[Data items]

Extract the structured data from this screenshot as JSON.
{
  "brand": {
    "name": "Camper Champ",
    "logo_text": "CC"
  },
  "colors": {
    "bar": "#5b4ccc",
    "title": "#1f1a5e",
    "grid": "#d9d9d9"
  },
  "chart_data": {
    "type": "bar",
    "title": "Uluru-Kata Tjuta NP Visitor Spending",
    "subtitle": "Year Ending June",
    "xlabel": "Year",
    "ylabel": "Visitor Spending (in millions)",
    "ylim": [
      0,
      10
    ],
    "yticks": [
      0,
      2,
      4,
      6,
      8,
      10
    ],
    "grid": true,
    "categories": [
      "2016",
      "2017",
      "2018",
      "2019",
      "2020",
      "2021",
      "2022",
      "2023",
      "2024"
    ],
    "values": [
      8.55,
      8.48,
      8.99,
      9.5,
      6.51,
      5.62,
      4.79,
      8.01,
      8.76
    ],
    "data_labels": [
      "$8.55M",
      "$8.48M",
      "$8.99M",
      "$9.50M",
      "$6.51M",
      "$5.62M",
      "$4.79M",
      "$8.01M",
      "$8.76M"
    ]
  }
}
--
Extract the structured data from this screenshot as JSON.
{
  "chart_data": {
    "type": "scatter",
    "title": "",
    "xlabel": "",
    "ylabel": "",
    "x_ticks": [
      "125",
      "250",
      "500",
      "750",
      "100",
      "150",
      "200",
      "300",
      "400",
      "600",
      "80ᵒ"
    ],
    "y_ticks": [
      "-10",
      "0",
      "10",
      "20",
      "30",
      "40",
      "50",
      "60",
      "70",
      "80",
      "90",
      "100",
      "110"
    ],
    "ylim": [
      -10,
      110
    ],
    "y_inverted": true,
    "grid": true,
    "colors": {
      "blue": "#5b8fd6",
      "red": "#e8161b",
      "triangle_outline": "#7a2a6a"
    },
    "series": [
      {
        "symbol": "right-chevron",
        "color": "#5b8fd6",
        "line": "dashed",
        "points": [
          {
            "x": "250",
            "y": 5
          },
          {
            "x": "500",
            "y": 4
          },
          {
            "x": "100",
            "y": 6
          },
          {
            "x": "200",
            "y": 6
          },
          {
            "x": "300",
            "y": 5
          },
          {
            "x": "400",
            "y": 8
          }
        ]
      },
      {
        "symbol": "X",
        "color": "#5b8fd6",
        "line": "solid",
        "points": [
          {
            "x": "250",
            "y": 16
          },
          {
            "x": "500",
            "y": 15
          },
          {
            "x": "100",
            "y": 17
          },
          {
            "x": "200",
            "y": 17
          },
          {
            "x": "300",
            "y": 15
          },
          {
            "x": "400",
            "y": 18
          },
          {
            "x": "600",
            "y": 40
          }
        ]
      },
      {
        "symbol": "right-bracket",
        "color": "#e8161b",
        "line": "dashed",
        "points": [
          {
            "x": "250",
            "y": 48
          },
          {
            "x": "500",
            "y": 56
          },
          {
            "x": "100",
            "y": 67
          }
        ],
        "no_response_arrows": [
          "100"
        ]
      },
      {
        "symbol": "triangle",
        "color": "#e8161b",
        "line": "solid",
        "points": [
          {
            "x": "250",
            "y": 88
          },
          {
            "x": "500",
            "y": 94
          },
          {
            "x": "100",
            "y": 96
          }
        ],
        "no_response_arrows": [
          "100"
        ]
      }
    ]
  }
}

* **Given exercise**
Going through the data, tally the lines containing "right" and report only the result.

* **Exercise output**
2